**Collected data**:
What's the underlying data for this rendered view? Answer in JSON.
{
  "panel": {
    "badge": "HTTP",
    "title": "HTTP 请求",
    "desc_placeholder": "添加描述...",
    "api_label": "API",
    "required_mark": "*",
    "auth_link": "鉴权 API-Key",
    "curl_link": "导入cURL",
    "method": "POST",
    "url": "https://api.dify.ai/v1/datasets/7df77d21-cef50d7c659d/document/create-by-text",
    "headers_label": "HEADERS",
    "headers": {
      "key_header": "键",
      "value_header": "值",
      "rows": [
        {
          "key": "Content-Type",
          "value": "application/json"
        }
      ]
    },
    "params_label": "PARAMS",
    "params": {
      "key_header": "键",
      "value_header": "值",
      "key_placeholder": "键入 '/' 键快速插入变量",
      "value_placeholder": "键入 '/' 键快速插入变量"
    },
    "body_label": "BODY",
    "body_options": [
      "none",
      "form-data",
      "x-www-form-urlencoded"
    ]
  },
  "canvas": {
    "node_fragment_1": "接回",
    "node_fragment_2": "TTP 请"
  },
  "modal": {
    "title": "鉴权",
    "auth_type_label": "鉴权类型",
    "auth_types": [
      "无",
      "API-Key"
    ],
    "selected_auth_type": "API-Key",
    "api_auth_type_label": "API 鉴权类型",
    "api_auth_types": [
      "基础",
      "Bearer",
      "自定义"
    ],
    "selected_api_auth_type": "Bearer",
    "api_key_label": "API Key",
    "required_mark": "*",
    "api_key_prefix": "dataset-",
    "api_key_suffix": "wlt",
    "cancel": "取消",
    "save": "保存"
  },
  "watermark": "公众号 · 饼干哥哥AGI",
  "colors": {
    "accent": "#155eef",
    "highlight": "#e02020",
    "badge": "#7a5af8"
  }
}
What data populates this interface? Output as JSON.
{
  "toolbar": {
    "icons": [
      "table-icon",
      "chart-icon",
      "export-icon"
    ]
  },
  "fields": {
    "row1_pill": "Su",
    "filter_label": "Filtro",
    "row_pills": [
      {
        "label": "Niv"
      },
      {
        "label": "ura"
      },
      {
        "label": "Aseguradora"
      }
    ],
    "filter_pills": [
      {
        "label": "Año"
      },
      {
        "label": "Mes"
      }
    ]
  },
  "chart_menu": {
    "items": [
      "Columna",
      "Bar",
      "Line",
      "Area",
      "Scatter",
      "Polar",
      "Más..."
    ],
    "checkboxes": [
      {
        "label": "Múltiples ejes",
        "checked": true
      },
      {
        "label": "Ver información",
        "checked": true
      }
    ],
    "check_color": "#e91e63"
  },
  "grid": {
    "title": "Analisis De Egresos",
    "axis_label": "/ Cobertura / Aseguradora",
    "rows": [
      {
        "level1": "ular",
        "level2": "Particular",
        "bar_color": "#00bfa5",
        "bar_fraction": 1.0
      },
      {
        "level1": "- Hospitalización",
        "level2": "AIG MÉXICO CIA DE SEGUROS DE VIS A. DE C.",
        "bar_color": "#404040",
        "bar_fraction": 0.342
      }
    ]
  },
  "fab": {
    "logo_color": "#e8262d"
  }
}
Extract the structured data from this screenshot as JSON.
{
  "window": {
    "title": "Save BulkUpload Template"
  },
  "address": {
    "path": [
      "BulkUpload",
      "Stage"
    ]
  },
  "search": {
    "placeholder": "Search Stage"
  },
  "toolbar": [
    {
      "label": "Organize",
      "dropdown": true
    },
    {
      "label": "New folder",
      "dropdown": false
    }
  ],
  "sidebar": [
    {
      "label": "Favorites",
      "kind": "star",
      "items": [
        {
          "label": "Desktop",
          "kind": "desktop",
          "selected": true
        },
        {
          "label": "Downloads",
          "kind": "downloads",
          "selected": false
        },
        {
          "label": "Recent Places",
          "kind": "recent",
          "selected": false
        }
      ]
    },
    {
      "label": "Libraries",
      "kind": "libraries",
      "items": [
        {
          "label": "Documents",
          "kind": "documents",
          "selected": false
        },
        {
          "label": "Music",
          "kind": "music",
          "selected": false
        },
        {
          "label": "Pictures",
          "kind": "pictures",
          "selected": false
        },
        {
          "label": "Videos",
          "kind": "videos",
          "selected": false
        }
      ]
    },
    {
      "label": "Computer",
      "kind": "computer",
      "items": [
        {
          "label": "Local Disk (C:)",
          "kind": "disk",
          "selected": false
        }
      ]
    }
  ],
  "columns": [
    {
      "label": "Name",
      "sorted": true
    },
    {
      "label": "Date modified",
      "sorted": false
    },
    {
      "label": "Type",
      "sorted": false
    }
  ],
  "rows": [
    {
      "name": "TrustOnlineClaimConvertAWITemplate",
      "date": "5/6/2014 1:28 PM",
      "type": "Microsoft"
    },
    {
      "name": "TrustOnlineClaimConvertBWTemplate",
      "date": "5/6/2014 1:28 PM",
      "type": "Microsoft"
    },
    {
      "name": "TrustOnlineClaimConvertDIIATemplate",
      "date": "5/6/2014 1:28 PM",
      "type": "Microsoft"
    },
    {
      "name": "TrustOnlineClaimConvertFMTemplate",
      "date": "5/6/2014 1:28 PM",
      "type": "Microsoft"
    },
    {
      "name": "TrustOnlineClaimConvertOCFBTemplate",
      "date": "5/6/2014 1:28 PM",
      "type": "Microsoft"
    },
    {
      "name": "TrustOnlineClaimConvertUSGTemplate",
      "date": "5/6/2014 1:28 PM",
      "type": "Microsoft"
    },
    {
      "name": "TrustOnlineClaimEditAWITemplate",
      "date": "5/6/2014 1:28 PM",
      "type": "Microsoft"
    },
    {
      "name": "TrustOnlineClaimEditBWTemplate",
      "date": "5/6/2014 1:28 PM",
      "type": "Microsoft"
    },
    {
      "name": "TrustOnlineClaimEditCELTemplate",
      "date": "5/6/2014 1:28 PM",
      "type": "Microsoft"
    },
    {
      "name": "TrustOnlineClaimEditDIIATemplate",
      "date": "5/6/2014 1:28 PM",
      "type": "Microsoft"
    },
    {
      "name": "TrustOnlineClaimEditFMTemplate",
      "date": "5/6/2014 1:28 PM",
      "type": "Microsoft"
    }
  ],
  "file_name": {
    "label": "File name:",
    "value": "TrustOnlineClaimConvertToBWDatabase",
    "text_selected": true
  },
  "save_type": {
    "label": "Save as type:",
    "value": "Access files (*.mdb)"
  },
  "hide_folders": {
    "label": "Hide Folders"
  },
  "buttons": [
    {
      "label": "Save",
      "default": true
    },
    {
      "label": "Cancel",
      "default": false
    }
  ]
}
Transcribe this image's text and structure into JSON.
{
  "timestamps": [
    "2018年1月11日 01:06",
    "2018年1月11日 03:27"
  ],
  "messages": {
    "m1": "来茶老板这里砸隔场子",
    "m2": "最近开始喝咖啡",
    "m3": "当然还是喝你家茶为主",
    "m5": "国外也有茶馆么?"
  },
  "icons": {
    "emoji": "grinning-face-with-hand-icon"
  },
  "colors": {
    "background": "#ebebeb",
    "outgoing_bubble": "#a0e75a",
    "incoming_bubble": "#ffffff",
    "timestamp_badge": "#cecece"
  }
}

**REQUIRED TASK**:
Extract, word for word, each line of the listing above.

**TASK OUTPUT**:
What's the underlying data for this rendered view? Answer in JSON.
{
  "panel": {
    "badge": "HTTP",
    "title": "HTTP 请求",
    "desc_placeholder": "添加描述...",
    "api_label": "API",
    "required_mark": "*",
    "auth_link": "鉴权 API-Key",
    "curl_link": "导入cURL",
    "method": "POST",
    "url": "https://api.dify.ai/v1/datasets/7df77d21-cef50d7c659d/document/create-by-text",
    "headers_label": "HEADERS",
    "headers": {
      "key_header": "键",
      "value_header": "值",
      "rows": [
        {
          "key": "Content-Type",
          "value": "application/json"
        }
      ]
    },
    "params_label": "PARAMS",
    "params": {
      "key_header": "键",
      "value_header": "值",
      "key_placeholder": "键入 '/' 键快速插入变量",
      "value_placeholder": "键入 '/' 键快速插入变量"
    },
    "body_label": "BODY",
    "body_options": [
      "none",
      "form-data",
      "x-www-form-urlencoded"
    ]
  },
  "canvas": {
    "node_fragment_1": "接回",
    "node_fragment_2": "TTP 请"
  },
  "modal": {
    "title": "鉴权",
    "auth_type_label": "鉴权类型",
    "auth_types": [
      "无",
      "API-Key"
    ],
    "selected_auth_type": "API-Key",
    "api_auth_type_label": "API 鉴权类型",
    "api_auth_types": [
      "基础",
      "Bearer",
      "自定义"
    ],
    "selected_api_auth_type": "Bearer",
    "api_key_label": "API Key",
    "required_mark": "*",
    "api_key_prefix": "dataset-",
    "api_key_suffix": "wlt",
    "cancel": "取消",
    "save": "保存"
  },
  "watermark": "公众号 · 饼干哥哥AGI",
  "colors": {
    "accent": "#155eef",
    "highlight": "#e02020",
    "badge": "#7a5af8"
  }
}
What data populates this interface? Output as JSON.
{
  "toolbar": {
    "icons": [
      "table-icon",
      "chart-icon",
      "export-icon"
    ]
  },
  "fields": {
    "row1_pill": "Su",
    "filter_label": "Filtro",
    "row_pills": [
      {
        "label": "Niv"
      },
      {
        "label": "ura"
      },
      {
        "label": "Aseguradora"
      }
    ],
    "filter_pills": [
      {
        "label": "Año"
      },
      {
        "label": "Mes"
      }
    ]
  },
  "chart_menu": {
    "items": [
      "Columna",
      "Bar",
      "Line",
      "Area",
      "Scatter",
      "Polar",
      "Más..."
    ],
    "checkboxes": [
      {
        "label": "Múltiples ejes",
        "checked": true
      },
      {
        "label": "Ver información",
        "checked": true
      }
    ],
    "check_color": "#e91e63"
  },
  "grid": {
    "title": "Analisis De Egresos",
    "axis_label": "/ Cobertura / Aseguradora",
    "rows": [
      {
        "level1": "ular",
        "level2": "Particular",
        "bar_color": "#00bfa5",
        "bar_fraction": 1.0
      },
      {
        "level1": "- Hospitalización",
        "level2": "AIG MÉXICO CIA DE SEGUROS DE VIS A. DE C.",
        "bar_color": "#404040",
        "bar_fraction": 0.342
      }
    ]
  },
  "fab": {
    "logo_color": "#e8262d"
  }
}
Extract the structured data from this screenshot as JSON.
{
  "window": {
    "title": "Save BulkUpload Template"
  },
  "address": {
    "path": [
      "BulkUpload",
      "Stage"
    ]
  },
  "search": {
    "placeholder": "Search Stage"
  },
  "toolbar": [
    {
      "label": "Organize",
      "dropdown": true
    },
    {
      "label": "New folder",
      "dropdown": false
    }
  ],
  "sidebar": [
    {
      "label": "Favorites",
      "kind": "star",
      "items": [
        {
          "label": "Desktop",
          "kind": "desktop",
          "selected": true
        },
        {
          "label": "Downloads",
          "kind": "downloads",
          "selected": false
        },
        {
          "label": "Recent Places",
          "kind": "recent",
          "selected": false
        }
      ]
    },
    {
      "label": "Libraries",
      "kind": "libraries",
      "items": [
        {
          "label": "Documents",
          "kind": "documents",
          "selected": false
        },
        {
          "label": "Music",
          "kind": "music",
          "selected": false
        },
        {
          "label": "Pictures",
          "kind": "pictures",
          "selected": false
        },
        {
          "label": "Videos",
          "kind": "videos",
          "selected": false
        }
      ]
    },
    {
      "label": "Computer",
      "kind": "computer",
      "items": [
        {
          "label": "Local Disk (C:)",
          "kind": "disk",
          "selected": false
        }
      ]
    }
  ],
  "columns": [
    {
      "label": "Name",
      "sorted": true
    },
    {
      "label": "Date modified",
      "sorted": false
    },
    {
      "label": "Type",
      "sorted": false
    }
  ],
  "rows": [
    {
      "name": "TrustOnlineClaimConvertAWITemplate",
      "date": "5/6/2014 1:28 PM",
      "type": "Microsoft"
    },
    {
      "name": "TrustOnlineClaimConvertBWTemplate",
      "date": "5/6/2014 1:28 PM",
      "type": "Microsoft"
    },
    {
      "name": "TrustOnlineClaimConvertDIIATemplate",
      "date": "5/6/2014 1:28 PM",
      "type": "Microsoft"
    },
    {
      "name": "TrustOnlineClaimConvertFMTemplate",
      "date": "5/6/2014 1:28 PM",
      "type": "Microsoft"
    },
    {
      "name": "TrustOnlineClaimConvertOCFBTemplate",
      "date": "5/6/2014 1:28 PM",
      "type": "Microsoft"
    },
    {
      "name": "TrustOnlineClaimConvertUSGTemplate",
      "date": "5/6/2014 1:28 PM",
      "type": "Microsoft"
    },
    {
      "name": "TrustOnlineClaimEditAWITemplate",
      "date": "5/6/2014 1:28 PM",
      "type": "Microsoft"
    },
    {
      "name": "TrustOnlineClaimEditBWTemplate",
      "date": "5/6/2014 1:28 PM",
      "type": "Microsoft"
    },
    {
      "name": "TrustOnlineClaimEditCELTemplate",
      "date": "5/6/2014 1:28 PM",
      "type": "Microsoft"
    },
    {
      "name": "TrustOnlineClaimEditDIIATemplate",
      "date": "5/6/2014 1:28 PM",
      "type": "Microsoft"
    },
    {
      "name": "TrustOnlineClaimEditFMTemplate",
      "date": "5/6/2014 1:28 PM",
      "type": "Microsoft"
    }
  ],
  "file_name": {
    "label": "File name:",
    "value": "TrustOnlineClaimConvertToBWDatabase",
    "text_selected": true
  },
  "save_type": {
    "label": "Save as type:",
    "value": "Access files (*.mdb)"
  },
  "hide_folders": {
    "label": "Hide Folders"
  },
  "buttons": [
    {
      "label": "Save",
      "default": true
    },
    {
      "label": "Cancel",
      "default": false
    }
  ]
}
Transcribe this image's text and structure into JSON.
{
  "timestamps": [
    "2018年1月11日 01:06",
    "2018年1月11日 03:27"
  ],
  "messages": {
    "m1": "来茶老板这里砸隔场子",
    "m2": "最近开始喝咖啡",
    "m3": "当然还是喝你家茶为主",
    "m5": "国外也有茶馆么?"
  },
  "icons": {
    "emoji": "grinning-face-with-hand-icon"
  },
  "colors": {
    "background": "#ebebeb",
    "outgoing_bubble": "#a0e75a",
    "incoming_bubble": "#ffffff",
    "timestamp_badge": "#cecece"
  }
}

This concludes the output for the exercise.